(Figure collection entries)
_ _ _ _ _ _ _

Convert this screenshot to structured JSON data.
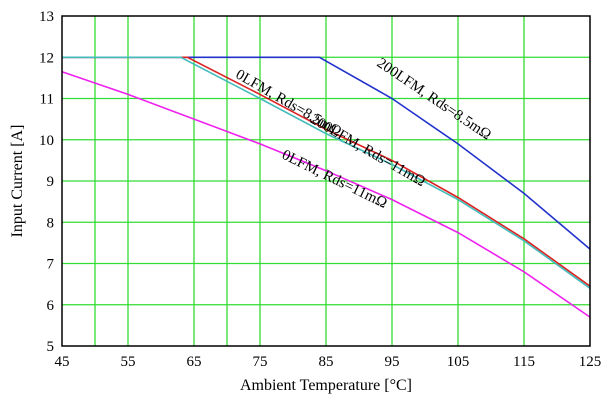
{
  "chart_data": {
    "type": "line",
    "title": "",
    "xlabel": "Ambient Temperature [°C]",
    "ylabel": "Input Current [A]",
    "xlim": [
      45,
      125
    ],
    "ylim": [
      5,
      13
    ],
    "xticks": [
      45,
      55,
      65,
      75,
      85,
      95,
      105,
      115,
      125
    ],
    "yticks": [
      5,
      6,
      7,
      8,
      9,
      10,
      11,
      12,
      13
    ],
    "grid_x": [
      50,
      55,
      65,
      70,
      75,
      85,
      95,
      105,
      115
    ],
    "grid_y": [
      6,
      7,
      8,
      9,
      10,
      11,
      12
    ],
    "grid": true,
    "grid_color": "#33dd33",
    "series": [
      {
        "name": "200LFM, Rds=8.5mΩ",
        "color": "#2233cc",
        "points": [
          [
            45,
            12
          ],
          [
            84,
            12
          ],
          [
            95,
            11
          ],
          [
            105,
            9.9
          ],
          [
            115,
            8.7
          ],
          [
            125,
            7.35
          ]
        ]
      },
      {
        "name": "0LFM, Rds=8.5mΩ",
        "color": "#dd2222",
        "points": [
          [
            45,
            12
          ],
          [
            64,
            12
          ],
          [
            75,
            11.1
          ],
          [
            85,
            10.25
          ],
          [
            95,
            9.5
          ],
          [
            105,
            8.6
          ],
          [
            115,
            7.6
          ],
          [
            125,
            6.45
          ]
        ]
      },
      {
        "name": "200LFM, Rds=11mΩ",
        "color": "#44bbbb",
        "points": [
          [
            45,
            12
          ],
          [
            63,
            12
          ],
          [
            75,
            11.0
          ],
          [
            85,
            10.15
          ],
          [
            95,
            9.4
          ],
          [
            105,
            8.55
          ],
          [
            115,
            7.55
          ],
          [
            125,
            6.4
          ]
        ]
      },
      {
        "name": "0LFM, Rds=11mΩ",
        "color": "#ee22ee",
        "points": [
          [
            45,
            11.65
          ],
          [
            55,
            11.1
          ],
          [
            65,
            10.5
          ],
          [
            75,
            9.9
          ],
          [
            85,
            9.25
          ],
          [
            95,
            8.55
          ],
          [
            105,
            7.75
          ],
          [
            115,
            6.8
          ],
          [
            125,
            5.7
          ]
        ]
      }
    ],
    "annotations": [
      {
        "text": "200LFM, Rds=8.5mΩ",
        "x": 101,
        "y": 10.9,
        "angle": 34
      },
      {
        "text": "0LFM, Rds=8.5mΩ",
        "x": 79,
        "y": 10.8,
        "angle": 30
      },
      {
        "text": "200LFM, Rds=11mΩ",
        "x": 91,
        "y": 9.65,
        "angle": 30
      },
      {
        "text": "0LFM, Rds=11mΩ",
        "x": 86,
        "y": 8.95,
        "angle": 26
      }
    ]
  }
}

_ _ _ _ _ _ _

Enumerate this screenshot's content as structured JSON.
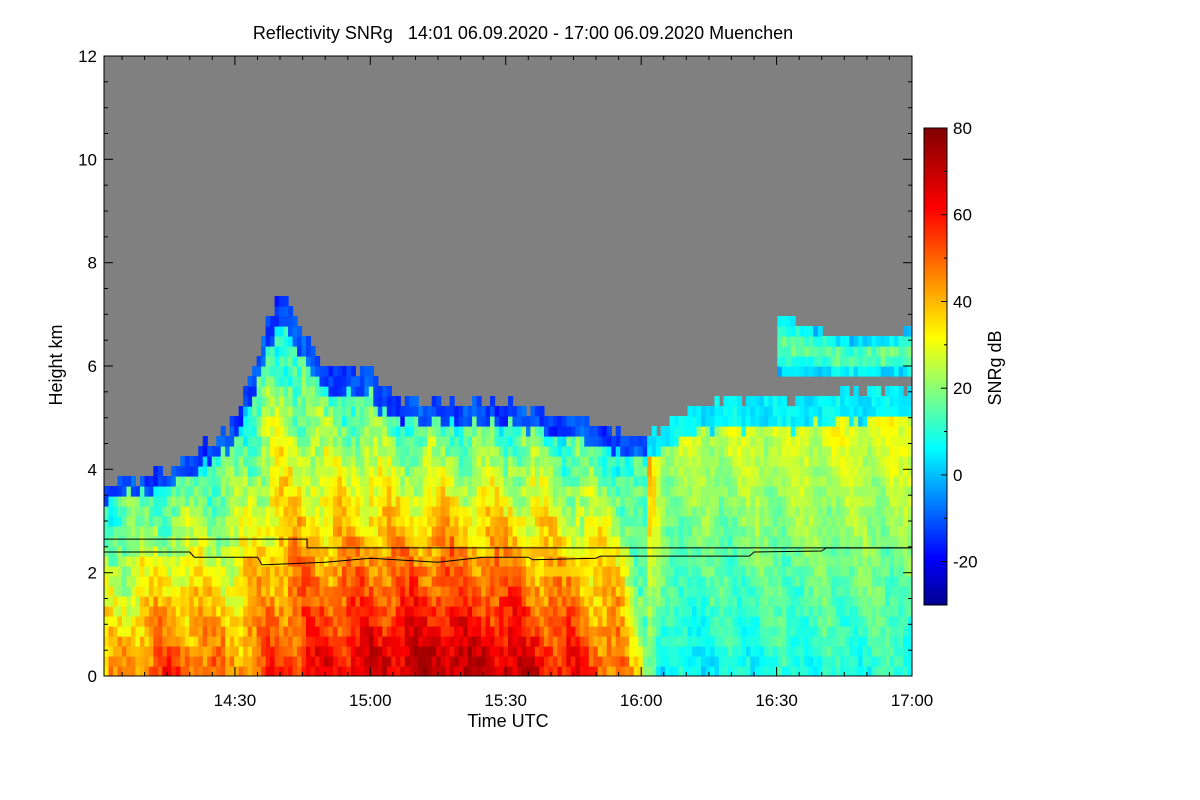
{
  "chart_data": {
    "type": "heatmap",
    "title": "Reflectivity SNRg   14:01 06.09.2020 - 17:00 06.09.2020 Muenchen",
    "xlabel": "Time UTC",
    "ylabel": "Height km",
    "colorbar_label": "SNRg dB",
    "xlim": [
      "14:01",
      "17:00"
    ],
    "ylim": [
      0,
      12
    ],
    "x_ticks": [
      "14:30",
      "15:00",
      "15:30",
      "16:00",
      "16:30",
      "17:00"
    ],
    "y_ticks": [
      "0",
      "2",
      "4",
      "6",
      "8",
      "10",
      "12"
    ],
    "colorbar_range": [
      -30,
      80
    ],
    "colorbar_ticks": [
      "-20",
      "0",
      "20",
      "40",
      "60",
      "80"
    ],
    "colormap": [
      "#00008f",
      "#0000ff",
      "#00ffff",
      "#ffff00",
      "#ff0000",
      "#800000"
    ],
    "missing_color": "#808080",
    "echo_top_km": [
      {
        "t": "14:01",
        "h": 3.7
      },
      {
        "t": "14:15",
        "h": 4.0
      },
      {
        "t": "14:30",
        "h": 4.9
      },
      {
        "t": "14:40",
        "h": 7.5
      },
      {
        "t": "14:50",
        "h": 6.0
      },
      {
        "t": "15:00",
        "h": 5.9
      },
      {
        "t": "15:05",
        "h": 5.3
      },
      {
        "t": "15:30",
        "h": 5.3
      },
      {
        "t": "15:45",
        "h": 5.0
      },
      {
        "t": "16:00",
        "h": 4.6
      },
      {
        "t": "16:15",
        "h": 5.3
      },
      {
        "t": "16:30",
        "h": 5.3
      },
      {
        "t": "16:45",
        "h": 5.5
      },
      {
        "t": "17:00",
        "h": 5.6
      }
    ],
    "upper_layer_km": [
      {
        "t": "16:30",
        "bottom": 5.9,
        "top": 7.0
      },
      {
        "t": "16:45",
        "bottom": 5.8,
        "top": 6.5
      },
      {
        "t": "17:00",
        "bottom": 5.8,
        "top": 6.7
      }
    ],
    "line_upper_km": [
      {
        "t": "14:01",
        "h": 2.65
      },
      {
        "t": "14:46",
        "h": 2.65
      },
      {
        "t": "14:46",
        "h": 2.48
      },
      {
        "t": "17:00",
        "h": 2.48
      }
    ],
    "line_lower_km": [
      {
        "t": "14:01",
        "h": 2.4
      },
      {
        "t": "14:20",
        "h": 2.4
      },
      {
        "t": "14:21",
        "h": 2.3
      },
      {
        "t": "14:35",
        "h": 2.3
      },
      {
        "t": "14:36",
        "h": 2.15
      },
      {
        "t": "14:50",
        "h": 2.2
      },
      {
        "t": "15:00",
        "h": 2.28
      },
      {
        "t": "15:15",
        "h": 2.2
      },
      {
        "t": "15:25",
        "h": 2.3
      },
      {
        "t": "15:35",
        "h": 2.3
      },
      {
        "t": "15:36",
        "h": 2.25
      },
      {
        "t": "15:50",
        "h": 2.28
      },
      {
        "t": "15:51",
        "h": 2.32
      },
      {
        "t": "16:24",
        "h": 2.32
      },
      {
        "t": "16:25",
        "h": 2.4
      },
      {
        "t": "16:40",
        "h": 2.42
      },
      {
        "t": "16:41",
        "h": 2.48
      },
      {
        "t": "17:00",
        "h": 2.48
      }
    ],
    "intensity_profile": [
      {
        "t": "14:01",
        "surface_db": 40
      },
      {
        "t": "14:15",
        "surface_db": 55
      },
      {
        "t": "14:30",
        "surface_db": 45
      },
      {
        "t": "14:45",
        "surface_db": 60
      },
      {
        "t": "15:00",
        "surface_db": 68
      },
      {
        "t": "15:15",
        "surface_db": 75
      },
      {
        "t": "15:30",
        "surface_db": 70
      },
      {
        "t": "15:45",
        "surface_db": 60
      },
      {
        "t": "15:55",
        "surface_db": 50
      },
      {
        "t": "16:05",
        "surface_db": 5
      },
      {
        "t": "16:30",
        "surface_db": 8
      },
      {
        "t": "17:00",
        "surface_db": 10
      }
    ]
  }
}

_ _ _ _ _ _ _

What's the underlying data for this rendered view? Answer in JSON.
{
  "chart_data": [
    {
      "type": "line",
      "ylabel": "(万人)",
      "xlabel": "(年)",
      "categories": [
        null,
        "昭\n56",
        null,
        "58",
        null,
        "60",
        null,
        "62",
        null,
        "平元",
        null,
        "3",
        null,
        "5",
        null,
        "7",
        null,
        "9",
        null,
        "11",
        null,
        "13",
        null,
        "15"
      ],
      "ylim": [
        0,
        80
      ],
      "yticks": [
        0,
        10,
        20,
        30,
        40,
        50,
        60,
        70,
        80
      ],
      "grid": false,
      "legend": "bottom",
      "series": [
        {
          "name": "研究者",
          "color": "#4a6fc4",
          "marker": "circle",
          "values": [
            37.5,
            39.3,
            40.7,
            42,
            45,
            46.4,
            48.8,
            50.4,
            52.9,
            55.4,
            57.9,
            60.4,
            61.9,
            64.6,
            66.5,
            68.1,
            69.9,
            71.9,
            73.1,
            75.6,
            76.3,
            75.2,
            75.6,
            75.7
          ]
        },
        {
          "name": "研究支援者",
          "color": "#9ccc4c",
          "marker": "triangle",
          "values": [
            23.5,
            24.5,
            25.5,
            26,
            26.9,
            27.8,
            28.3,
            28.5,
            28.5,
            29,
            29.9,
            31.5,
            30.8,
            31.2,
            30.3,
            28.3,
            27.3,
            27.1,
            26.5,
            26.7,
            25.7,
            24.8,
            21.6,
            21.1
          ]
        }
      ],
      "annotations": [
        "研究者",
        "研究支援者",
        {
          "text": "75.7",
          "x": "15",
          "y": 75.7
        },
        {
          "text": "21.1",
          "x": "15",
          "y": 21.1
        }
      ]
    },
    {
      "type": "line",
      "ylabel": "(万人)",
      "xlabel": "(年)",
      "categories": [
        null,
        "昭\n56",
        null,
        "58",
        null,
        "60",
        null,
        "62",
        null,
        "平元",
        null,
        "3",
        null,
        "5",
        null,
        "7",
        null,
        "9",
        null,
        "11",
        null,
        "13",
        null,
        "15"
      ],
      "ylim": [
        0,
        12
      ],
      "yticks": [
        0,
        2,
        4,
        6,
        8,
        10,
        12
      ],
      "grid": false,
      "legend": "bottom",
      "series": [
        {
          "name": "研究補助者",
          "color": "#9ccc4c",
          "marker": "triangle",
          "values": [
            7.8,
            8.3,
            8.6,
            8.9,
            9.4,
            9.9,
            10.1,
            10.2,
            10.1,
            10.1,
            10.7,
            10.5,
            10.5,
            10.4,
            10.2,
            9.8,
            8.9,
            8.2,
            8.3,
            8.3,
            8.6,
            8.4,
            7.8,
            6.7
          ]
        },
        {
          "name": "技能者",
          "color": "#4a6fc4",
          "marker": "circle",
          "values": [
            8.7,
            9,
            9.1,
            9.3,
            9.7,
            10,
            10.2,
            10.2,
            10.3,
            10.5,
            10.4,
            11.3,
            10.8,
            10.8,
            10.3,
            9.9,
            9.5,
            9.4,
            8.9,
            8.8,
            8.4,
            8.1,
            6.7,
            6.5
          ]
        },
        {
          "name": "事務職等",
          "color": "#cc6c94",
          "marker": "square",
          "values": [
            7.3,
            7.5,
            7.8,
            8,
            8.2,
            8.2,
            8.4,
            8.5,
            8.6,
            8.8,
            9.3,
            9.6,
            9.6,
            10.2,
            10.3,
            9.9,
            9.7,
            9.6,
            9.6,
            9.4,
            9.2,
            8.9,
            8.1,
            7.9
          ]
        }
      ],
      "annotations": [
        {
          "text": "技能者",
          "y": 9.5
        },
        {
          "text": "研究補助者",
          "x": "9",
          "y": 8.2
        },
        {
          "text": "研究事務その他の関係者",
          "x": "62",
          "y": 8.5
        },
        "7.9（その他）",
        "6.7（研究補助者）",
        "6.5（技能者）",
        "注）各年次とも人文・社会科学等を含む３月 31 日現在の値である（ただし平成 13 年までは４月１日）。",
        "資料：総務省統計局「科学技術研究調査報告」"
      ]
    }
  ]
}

_ _ _ _ _ _ _

Stated task:
Where a line above holds the string "title", show that line.

Solution to the exercise:
    "title": "",
    "title": "Reflectivity SNRg   14:01 06.09.2020 - 17:00 06.09.2020 Muenchen",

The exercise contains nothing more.